Take the line that has "What data populates" in it and every line after it to the end of the entries, and reproduce them exactly.

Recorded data
....................

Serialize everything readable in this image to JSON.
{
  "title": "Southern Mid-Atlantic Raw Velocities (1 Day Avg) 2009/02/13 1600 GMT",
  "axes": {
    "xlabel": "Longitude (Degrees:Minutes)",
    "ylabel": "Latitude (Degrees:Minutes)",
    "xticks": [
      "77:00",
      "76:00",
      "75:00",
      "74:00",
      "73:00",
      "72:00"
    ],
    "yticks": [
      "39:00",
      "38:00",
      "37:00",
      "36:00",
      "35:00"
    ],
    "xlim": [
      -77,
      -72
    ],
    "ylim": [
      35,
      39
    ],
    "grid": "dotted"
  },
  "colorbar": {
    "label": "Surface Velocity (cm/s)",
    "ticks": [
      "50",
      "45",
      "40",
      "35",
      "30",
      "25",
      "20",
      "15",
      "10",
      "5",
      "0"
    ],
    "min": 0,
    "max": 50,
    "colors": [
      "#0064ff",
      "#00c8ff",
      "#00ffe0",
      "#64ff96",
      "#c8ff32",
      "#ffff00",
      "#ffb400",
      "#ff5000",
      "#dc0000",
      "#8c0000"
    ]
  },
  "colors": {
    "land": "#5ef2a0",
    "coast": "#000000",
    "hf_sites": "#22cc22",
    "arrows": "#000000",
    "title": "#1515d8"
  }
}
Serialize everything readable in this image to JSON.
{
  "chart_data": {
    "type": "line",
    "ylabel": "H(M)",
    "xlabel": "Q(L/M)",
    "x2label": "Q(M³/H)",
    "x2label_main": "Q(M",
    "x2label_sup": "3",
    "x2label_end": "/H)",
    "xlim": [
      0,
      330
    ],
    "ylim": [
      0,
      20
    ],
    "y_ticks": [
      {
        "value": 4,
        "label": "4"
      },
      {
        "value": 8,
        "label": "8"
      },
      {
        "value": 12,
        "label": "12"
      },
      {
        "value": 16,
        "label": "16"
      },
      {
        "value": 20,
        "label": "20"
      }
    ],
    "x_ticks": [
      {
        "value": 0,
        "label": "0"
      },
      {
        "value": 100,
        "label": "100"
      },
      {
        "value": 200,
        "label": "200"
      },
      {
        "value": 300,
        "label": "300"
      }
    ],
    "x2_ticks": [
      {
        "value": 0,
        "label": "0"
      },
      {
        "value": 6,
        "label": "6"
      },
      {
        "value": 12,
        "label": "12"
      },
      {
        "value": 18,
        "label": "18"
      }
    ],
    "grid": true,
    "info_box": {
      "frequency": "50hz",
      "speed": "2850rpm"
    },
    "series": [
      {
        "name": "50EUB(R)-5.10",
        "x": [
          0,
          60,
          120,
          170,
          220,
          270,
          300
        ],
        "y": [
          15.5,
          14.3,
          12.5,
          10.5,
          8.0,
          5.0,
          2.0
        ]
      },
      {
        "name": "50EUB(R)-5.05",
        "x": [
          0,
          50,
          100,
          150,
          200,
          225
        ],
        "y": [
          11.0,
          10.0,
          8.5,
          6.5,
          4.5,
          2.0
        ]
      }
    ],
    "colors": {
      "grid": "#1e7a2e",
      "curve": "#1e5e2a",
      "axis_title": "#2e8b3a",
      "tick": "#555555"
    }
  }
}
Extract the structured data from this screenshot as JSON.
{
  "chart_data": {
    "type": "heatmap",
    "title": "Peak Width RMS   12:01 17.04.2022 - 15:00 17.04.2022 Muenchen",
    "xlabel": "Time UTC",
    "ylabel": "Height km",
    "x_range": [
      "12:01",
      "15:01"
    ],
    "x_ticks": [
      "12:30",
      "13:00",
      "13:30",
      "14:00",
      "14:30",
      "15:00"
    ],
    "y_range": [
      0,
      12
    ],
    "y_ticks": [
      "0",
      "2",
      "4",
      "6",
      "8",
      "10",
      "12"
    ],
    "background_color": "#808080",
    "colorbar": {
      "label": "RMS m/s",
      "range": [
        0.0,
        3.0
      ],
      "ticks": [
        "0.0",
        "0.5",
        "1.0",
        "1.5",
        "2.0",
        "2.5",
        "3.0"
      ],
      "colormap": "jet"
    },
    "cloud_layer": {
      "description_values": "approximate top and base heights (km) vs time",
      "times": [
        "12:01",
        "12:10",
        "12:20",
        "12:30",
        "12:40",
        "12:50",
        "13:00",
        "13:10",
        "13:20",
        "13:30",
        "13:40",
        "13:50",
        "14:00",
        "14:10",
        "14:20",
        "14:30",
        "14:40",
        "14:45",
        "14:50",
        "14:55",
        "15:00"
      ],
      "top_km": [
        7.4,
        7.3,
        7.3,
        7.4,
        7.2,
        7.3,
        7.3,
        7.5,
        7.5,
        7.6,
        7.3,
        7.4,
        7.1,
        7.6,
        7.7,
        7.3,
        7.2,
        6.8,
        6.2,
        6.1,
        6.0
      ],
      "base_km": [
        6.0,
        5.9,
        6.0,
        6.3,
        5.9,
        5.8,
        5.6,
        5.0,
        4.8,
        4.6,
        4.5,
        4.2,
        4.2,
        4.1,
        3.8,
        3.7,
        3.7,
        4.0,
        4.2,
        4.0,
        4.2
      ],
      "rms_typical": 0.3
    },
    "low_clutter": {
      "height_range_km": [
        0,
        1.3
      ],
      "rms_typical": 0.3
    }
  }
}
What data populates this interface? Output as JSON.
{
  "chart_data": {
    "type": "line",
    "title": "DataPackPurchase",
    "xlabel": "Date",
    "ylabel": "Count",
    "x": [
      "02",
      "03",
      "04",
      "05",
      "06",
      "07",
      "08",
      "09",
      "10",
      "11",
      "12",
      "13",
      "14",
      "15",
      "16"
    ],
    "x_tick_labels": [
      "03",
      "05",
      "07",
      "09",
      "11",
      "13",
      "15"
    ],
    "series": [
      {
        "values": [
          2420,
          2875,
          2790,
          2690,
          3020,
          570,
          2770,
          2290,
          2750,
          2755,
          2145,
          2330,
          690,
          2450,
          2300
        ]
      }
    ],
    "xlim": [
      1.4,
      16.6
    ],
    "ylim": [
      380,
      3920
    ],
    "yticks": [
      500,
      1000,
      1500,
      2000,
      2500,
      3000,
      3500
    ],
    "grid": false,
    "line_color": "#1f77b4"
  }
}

....................

= Solution for this problem =
What data populates this interface? Output as JSON.
{
  "chart_data": {
    "type": "line",
    "title": "DataPackPurchase",
    "xlabel": "Date",
    "ylabel": "Count",
    "x": [
      "02",
      "03",
      "04",
      "05",
      "06",
      "07",
      "08",
      "09",
      "10",
      "11",
      "12",
      "13",
      "14",
      "15",
      "16"
    ],
    "x_tick_labels": [
      "03",
      "05",
      "07",
      "09",
      "11",
      "13",
      "15"
    ],
    "series": [
      {
        "values": [
          2420,
          2875,
          2790,
          2690,
          3020,
          570,
          2770,
          2290,
          2750,
          2755,
          2145,
          2330,
          690,
          2450,
          2300
        ]
      }
    ],
    "xlim": [
      1.4,
      16.6
    ],
    "ylim": [
      380,
      3920
    ],
    "yticks": [
      500,
      1000,
      1500,
      2000,
      2500,
      3000,
      3500
    ],
    "grid": false,
    "line_color": "#1f77b4"
  }
}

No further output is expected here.